• **Written task A**:
Translate the sentence "This suggests that 311 calls for service can potentially be a reliable indicator of physical disorder where available." from the blog excerpt on crime research into Spanish.
• **Written task B**:
Write the next part of the blog excerpt on crime research, picking up after its final sentence.

• **Selected extract**:
--- start ---

New paper: The Effect of 311 Calls for Service on Crime in D.C. At Micro Places

I have a new pre-print posted, The Effect of 311 Calls for Service on Crime in D.C. At Micro Places, at SSRN. Here is the abstract:

Broken windows theory has been both confirmed and refuted with several different measures of physical disorder. Small experiments tend to confirm the priming effects of physical disorder on minor deviant acts, but measures based on order maintenance policing and surveys are much more mixed. Here I use 311 calls for service as a proxy for physical disorder, as it is a simple alternative compared to neighborhood audits or community surveys. For street segments and intersections in Washington D.C., I show that 311 calls for service based on detritus (e.g. garbage on the street) and infrastructure complaints (e.g. potholes in sidewalks) have a positive but very small effect on Part 1 crimes while controlling for unobserved neighborhood effects. This suggests that 311 calls for service can potentially be a reliable indicator of physical disorder where available. The findings partially confirm the broken windows hypothesis, but reducing physical disorder is unlikely to result in appreciable declines in crime.

And here are some maps of the crimes and calls per service per the regular grid I use as the neighborhood boundaries (because everything is better with some pretty maps!):

As always, if you have feedback I am all ears. This is what I signed up to present at ASC this fall, and is based on work in my dissertation.

Cartography and GIS special issue on Crime Mapping

My paper, Visualization techniques for journey to crime flow data, has been recently published in a special issue in CaGIS on crime mapping. Always feel free to email me for off-prints of published papers, but the pre-print of this one I posted on SSRN as well.

There is an annoying error that crept into the paper, in that the footnote linking to the results to replicate the maps and graphs says “REDACTED FOR ANONYMITY” – which is my fault for not pointing it out to the copy-editor. The files are available here. They are certainly not easy to walk through, so if you want help replicating any of the maps for your own data and can’t figure out my code feel free to send me an email. I would like to make an R package to make maps like below eventually, but that is just not going to happen in the forseeable future.

--- end ---

• **Data shown**:
--- start ---

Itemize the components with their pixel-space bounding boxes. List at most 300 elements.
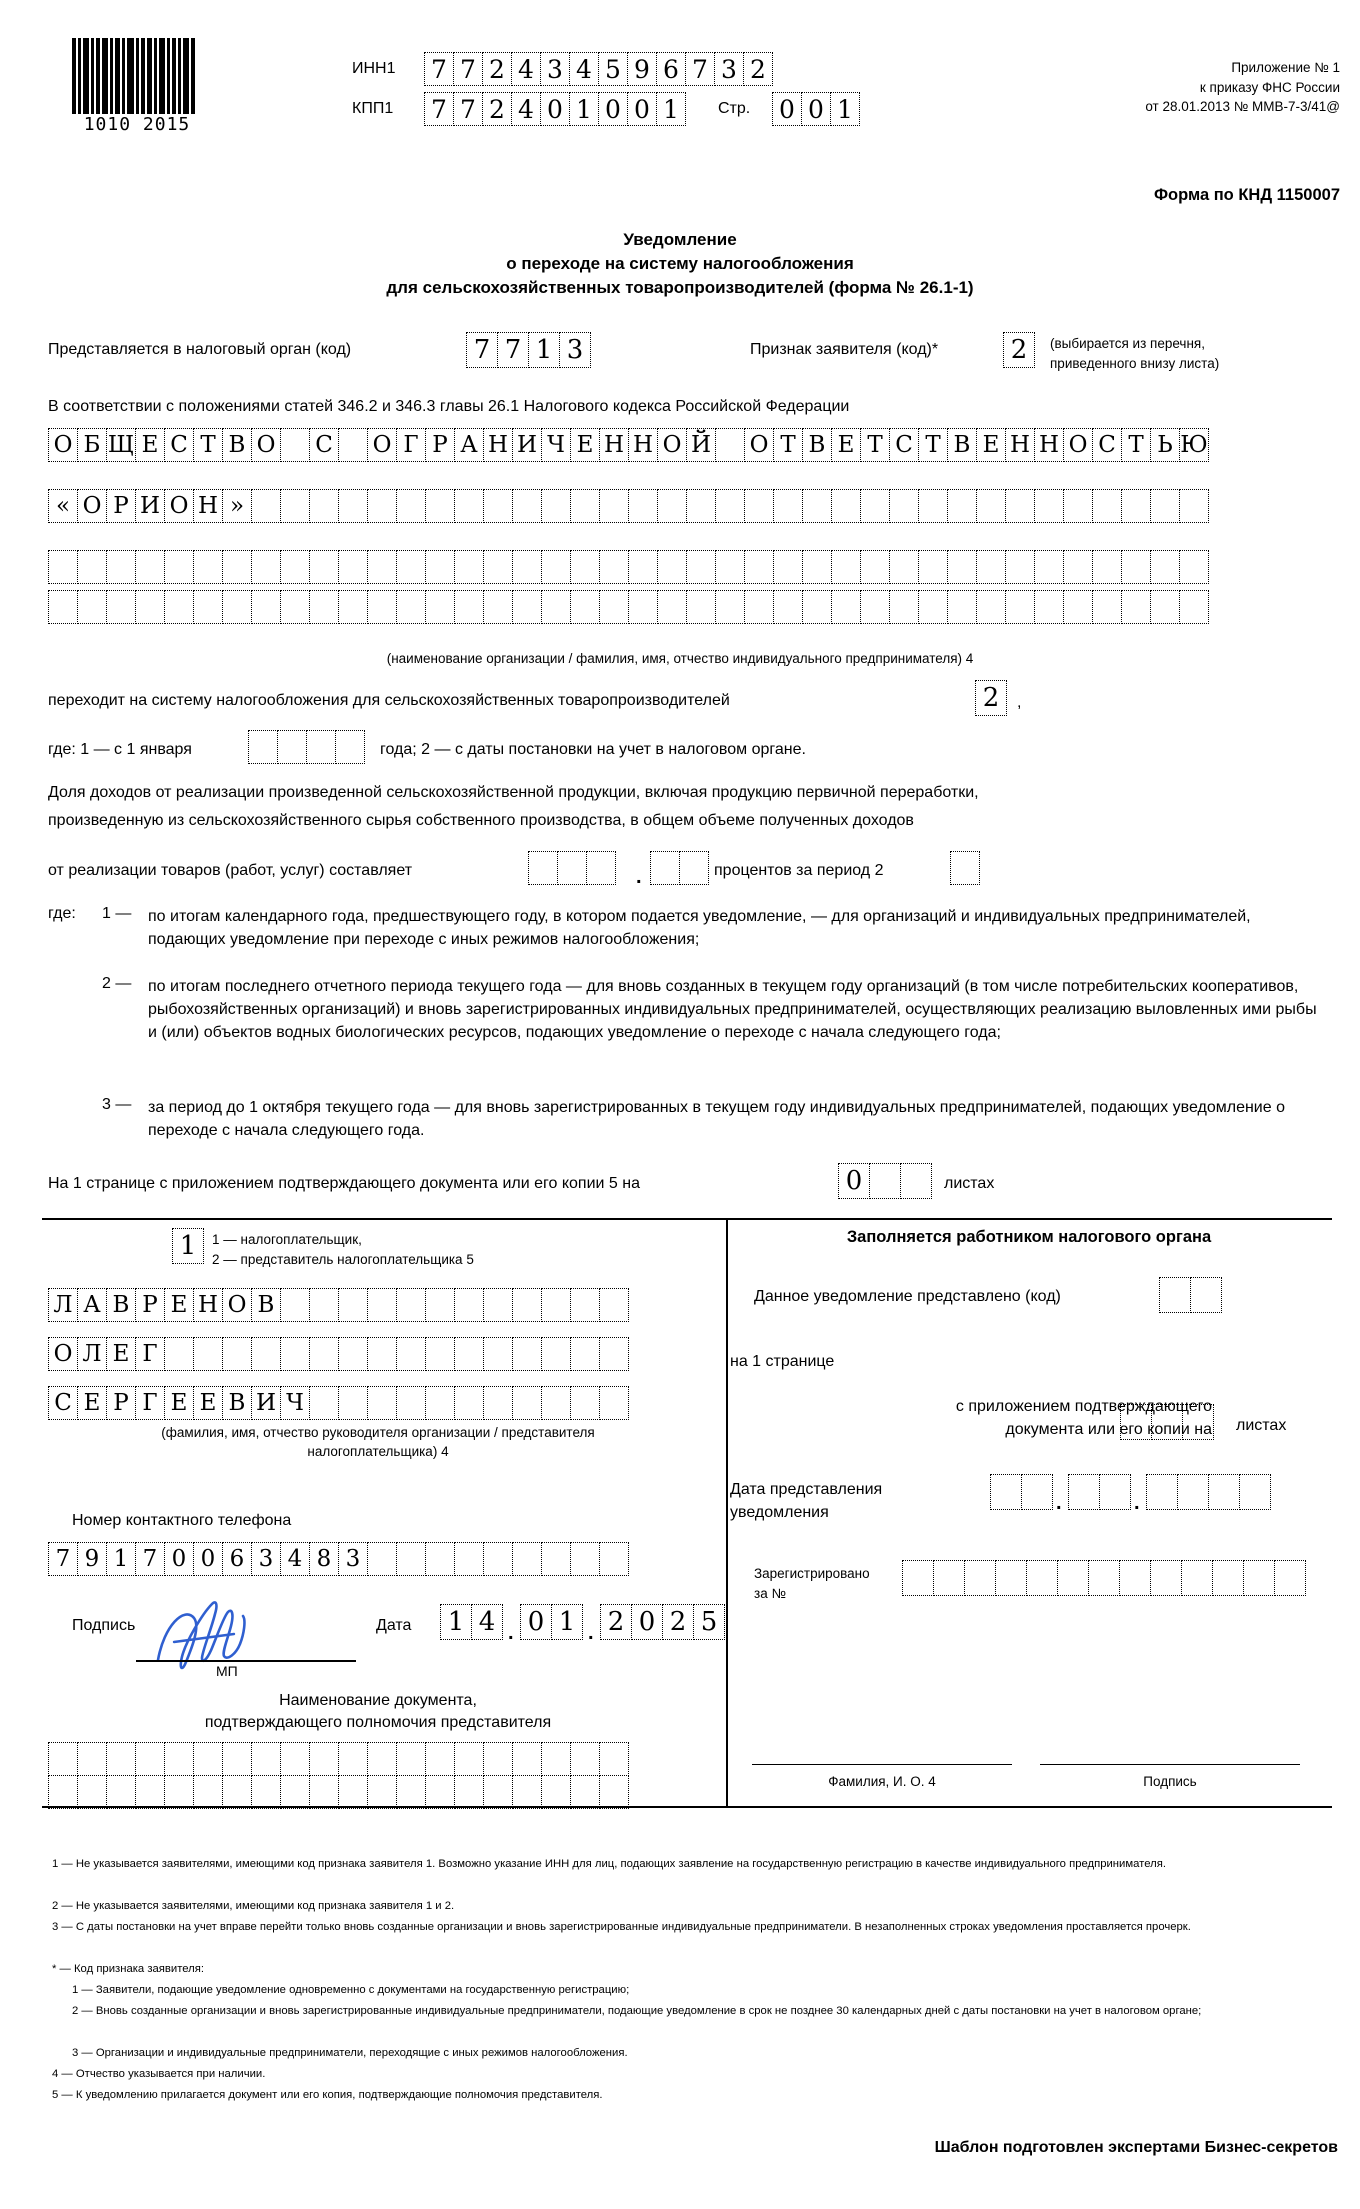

--- end ---

• **Output A**:
Esto sugiere que las llamadas de servicio al 311 pueden ser, potencialmente, un indicador fiable del desorden físico allí donde estén disponibles.

• **Output B**:
New paper: Replicating Group-Based Trajectory Models of Crime at Micro-Places in Albany, NY

I posted a pre-print of a paper myself, Rob Worden and Sarah McLean have finished, Replicating Group-Based Trajectory Models of Crime at Micro-Places in Albany, NY. This is part of the work of the Finn Institute in collaboration with the Albany police department, and the goal of the project was to identify micro places (street segments and intersections) that showed long term patterns of being high crime places.

The structured abstract is below:

Objectives: Replicate two previous studies of temporal crime trends at the street block level. We replicate the general approach of group-based trajectory modelling of crimes at micro-places originally taken by Weisburd, Bushway, Lum and Yan (2004) and replicated by Curman, Andresen, and Brantingham (2014). We examine patterns in a city of a different character (Albany, NY) than those previously examined (Seattle and Vancouver) and so contribute to the generalizability of previous findings.

Methods: Crimes between 2000 through 2013 were used to identify different trajectory groups at street segments and intersections. Zero-inflated Poisson regression models are used to identify the trajectories. Pin maps, Ripley’s K and neighbor transition matrices are used to show the spatial patterning of the trajectory groups.

Results: The trajectory solution with eight classes is selected based on several model selection criteria. The trajectory of each those groups follow the overall citywide decline, and are only separated by the mean level of crime. Spatial analysis shows that higher crime trajectory groups are more likely to be nearby one another, potentially suggesting a diffusion process.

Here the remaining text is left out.